■ **PASSAGE SHOWN**:

Usage: at the command prompt, run:
python readingStandAlone.py inputFile [outputFile [formatter]]


inputFile should be UTF-8 encoded.


outputFile: optional. Output will be written to this file if provided (UTF-8-encoded), or written to screen if not provided.


formatter: optional. If omitted or with formatter="defaultFormatter", this script will put a space before Japanese words, and the hiragana reading in [square-brackets] immediately after the word. E.g., the following input sentence:


お父さんは？
becomes
お 父[とう]さんは？
With formatter="verboseFormatter", the following will be produced:
お_{父}[とう]さんは？
Note how the prefix space is replaced by an underscore "_", and the Japanese word (in this case, just one kanji, but potentially more) is put in {curly brackets}.

■ **DATASET RECORDS**:
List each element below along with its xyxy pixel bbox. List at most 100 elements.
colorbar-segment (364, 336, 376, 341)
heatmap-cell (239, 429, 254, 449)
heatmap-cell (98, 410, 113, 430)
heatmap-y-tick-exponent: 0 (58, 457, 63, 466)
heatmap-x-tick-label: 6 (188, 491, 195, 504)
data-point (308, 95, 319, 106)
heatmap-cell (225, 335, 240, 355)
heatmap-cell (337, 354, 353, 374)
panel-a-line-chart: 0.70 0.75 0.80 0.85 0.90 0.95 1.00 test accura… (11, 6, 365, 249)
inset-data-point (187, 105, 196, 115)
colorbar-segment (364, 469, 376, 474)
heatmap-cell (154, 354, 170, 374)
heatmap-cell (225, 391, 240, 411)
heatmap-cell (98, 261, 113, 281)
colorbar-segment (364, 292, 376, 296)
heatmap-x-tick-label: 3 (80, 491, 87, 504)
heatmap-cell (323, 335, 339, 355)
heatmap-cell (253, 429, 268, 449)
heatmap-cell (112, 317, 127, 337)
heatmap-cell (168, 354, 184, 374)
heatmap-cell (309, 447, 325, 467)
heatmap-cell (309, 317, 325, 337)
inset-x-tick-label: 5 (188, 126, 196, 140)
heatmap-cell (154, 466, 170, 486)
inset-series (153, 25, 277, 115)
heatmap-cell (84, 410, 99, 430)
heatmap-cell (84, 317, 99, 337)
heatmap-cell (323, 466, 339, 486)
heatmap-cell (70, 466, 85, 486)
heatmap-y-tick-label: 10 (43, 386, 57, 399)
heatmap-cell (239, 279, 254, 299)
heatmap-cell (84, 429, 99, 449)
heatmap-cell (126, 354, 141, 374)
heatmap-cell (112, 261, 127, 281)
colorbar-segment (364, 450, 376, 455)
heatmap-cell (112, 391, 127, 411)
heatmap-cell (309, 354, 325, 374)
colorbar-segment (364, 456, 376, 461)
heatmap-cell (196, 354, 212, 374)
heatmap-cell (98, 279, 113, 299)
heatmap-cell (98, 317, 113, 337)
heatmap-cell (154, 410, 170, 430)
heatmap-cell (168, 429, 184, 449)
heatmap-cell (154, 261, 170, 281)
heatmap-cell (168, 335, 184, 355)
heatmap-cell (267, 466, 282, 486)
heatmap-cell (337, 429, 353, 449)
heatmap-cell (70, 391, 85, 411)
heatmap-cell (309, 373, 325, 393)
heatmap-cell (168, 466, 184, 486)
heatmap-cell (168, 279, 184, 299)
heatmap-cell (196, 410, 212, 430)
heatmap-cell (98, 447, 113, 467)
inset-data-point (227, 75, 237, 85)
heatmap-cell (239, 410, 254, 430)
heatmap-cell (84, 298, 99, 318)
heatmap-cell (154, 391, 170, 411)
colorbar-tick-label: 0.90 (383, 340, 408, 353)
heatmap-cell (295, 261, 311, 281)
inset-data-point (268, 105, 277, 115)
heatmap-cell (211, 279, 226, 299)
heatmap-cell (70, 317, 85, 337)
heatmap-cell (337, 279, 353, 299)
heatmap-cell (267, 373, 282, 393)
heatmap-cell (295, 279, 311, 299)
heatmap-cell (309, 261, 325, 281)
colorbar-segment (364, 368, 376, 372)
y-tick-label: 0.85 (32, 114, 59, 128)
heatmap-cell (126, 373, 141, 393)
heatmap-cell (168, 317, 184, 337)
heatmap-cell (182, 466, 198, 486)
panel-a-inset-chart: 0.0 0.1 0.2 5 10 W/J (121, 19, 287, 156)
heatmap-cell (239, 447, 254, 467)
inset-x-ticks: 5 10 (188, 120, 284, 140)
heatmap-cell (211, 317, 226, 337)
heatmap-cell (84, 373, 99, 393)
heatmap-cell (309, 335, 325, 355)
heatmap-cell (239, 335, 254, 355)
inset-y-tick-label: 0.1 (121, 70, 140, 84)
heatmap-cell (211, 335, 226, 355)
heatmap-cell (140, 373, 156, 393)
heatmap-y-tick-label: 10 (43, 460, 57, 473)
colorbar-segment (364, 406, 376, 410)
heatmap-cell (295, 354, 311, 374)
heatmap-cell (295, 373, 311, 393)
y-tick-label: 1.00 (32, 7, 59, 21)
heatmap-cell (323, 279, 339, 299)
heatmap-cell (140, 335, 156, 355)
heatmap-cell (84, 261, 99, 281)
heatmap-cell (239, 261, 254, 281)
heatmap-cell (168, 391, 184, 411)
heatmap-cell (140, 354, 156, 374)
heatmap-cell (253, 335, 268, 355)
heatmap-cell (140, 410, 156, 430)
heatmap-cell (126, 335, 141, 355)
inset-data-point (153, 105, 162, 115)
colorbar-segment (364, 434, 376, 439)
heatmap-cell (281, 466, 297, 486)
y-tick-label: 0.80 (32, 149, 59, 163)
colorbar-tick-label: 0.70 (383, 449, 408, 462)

■ **TASKS AND EXERCISES**:
a) In the usage notes for the reading script, where does the output go when no outputFile is given?
b) Continue the usage notes for the reading script from their last sentence.

■ **RESULTS IN ORDER**:
a) It is written to the screen.

b)
You can add other formatters to the source code: they should be functions of two arguments and one optional argument, i.e., with the following definition:
def newFormatter(kanji, reading, optionalReading=""):

Caveat: no HTML stripping available.

  
## readingStandAlone.py
# -*- coding: utf-8 -*-
# Copyright: Damien Elmes <anki@ichi2.net>
# License: GNU GPL, version 3 or later; http://www.gnu.org/copyleft/gpl.html
#
# Automatic reading generation with kakasi and mecab.
# See http://ichi2.net/anki/wiki/JapaneseSupport
#

"""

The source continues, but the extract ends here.